### [Exercise prompt]
Your task is to transcribe all of the data below exactly, omitting the images.

Source data
____________

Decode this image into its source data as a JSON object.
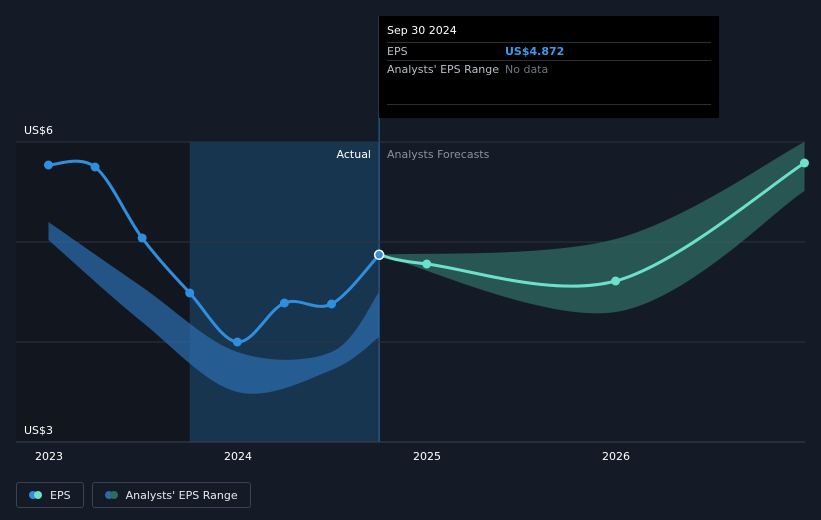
{
  "tooltip": {
    "date": "Sep 30 2024",
    "eps_label": "EPS",
    "eps_value": "US$4.872",
    "range_label": "Analysts' EPS Range",
    "range_value": "No data"
  },
  "legend": {
    "eps_label": "EPS",
    "range_label": "Analysts' EPS Range"
  },
  "colors": {
    "background": "#151b26",
    "actual": "#2f8fde",
    "forecast": "#6de0cc",
    "actual_band": "#2a6aa8",
    "forecast_band": "#2f6b62",
    "highlight": "#183550",
    "gridline": "#2c3340"
  },
  "chart_data": {
    "type": "line",
    "title": "",
    "xlabel": "",
    "ylabel": "",
    "y_unit": "US$",
    "ylim": [
      3,
      6
    ],
    "y_tick_labels": [
      "US$6",
      "US$3"
    ],
    "x_tick_labels": [
      "2023",
      "2024",
      "2025",
      "2026"
    ],
    "region_labels": {
      "actual": "Actual",
      "forecast": "Analysts Forecasts"
    },
    "grid": true,
    "series": [
      {
        "name": "EPS",
        "kind": "actual",
        "points": [
          {
            "x": "2022-12-31",
            "y": 5.77
          },
          {
            "x": "2023-03-31",
            "y": 5.75
          },
          {
            "x": "2023-06-30",
            "y": 5.04
          },
          {
            "x": "2023-09-30",
            "y": 4.49
          },
          {
            "x": "2023-12-31",
            "y": 4.0
          },
          {
            "x": "2024-03-31",
            "y": 4.39
          },
          {
            "x": "2024-06-30",
            "y": 4.38
          },
          {
            "x": "2024-09-30",
            "y": 4.872
          }
        ]
      },
      {
        "name": "EPS",
        "kind": "forecast",
        "points": [
          {
            "x": "2024-09-30",
            "y": 4.872
          },
          {
            "x": "2024-12-31",
            "y": 4.78
          },
          {
            "x": "2025-12-31",
            "y": 4.61
          },
          {
            "x": "2026-12-31",
            "y": 5.79
          }
        ]
      }
    ],
    "bands": [
      {
        "name": "Analysts' EPS Range",
        "kind": "actual",
        "upper": [
          {
            "x": "2022-12-31",
            "y": 5.2
          },
          {
            "x": "2023-06-30",
            "y": 4.55
          },
          {
            "x": "2023-12-31",
            "y": 3.9
          },
          {
            "x": "2024-06-30",
            "y": 3.9
          },
          {
            "x": "2024-09-30",
            "y": 4.5
          }
        ],
        "lower": [
          {
            "x": "2022-12-31",
            "y": 5.02
          },
          {
            "x": "2023-06-30",
            "y": 4.2
          },
          {
            "x": "2023-12-31",
            "y": 3.5
          },
          {
            "x": "2024-06-30",
            "y": 3.72
          },
          {
            "x": "2024-09-30",
            "y": 4.05
          }
        ]
      },
      {
        "name": "Analysts' EPS Range",
        "kind": "forecast",
        "upper": [
          {
            "x": "2024-09-30",
            "y": 4.872
          },
          {
            "x": "2025-12-31",
            "y": 5.03
          },
          {
            "x": "2026-12-31",
            "y": 6.0
          }
        ],
        "lower": [
          {
            "x": "2024-09-30",
            "y": 4.872
          },
          {
            "x": "2025-12-31",
            "y": 4.3
          },
          {
            "x": "2026-12-31",
            "y": 5.51
          }
        ]
      }
    ],
    "highlight_range": [
      "2023-09-30",
      "2024-09-30"
    ]
  }
}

____________

### [Result for this task]
Decode this image into its source data as a JSON object.
{
  "tooltip": {
    "date": "Sep 30 2024",
    "eps_label": "EPS",
    "eps_value": "US$4.872",
    "range_label": "Analysts' EPS Range",
    "range_value": "No data"
  },
  "legend": {
    "eps_label": "EPS",
    "range_label": "Analysts' EPS Range"
  },
  "colors": {
    "background": "#151b26",
    "actual": "#2f8fde",
    "forecast": "#6de0cc",
    "actual_band": "#2a6aa8",
    "forecast_band": "#2f6b62",
    "highlight": "#183550",
    "gridline": "#2c3340"
  },
  "chart_data": {
    "type": "line",
    "title": "",
    "xlabel": "",
    "ylabel": "",
    "y_unit": "US$",
    "ylim": [
      3,
      6
    ],
    "y_tick_labels": [
      "US$6",
      "US$3"
    ],
    "x_tick_labels": [
      "2023",
      "2024",
      "2025",
      "2026"
    ],
    "region_labels": {
      "actual": "Actual",
      "forecast": "Analysts Forecasts"
    },
    "grid": true,
    "series": [
      {
        "name": "EPS",
        "kind": "actual",
        "points": [
          {
            "x": "2022-12-31",
            "y": 5.77
          },
          {
            "x": "2023-03-31",
            "y": 5.75
          },
          {
            "x": "2023-06-30",
            "y": 5.04
          },
          {
            "x": "2023-09-30",
            "y": 4.49
          },
          {
            "x": "2023-12-31",
            "y": 4.0
          },
          {
            "x": "2024-03-31",
            "y": 4.39
          },
          {
            "x": "2024-06-30",
            "y": 4.38
          },
          {
            "x": "2024-09-30",
            "y": 4.872
          }
        ]
      },
      {
        "name": "EPS",
        "kind": "forecast",
        "points": [
          {
            "x": "2024-09-30",
            "y": 4.872
          },
          {
            "x": "2024-12-31",
            "y": 4.78
          },
          {
            "x": "2025-12-31",
            "y": 4.61
          },
          {
            "x": "2026-12-31",
            "y": 5.79
          }
        ]
      }
    ],
    "bands": [
      {
        "name": "Analysts' EPS Range",
        "kind": "actual",
        "upper": [
          {
            "x": "2022-12-31",
            "y": 5.2
          },
          {
            "x": "2023-06-30",
            "y": 4.55
          },
          {
            "x": "2023-12-31",
            "y": 3.9
          },
          {
            "x": "2024-06-30",
            "y": 3.9
          },
          {
            "x": "2024-09-30",
            "y": 4.5
          }
        ],
        "lower": [
          {
            "x": "2022-12-31",
            "y": 5.02
          },
          {
            "x": "2023-06-30",
            "y": 4.2
          },
          {
            "x": "2023-12-31",
            "y": 3.5
          },
          {
            "x": "2024-06-30",
            "y": 3.72
          },
          {
            "x": "2024-09-30",
            "y": 4.05
          }
        ]
      },
      {
        "name": "Analysts' EPS Range",
        "kind": "forecast",
        "upper": [
          {
            "x": "2024-09-30",
            "y": 4.872
          },
          {
            "x": "2025-12-31",
            "y": 5.03
          },
          {
            "x": "2026-12-31",
            "y": 6.0
          }
        ],
        "lower": [
          {
            "x": "2024-09-30",
            "y": 4.872
          },
          {
            "x": "2025-12-31",
            "y": 4.3
          },
          {
            "x": "2026-12-31",
            "y": 5.51
          }
        ]
      }
    ],
    "highlight_range": [
      "2023-09-30",
      "2024-09-30"
    ]
  }
}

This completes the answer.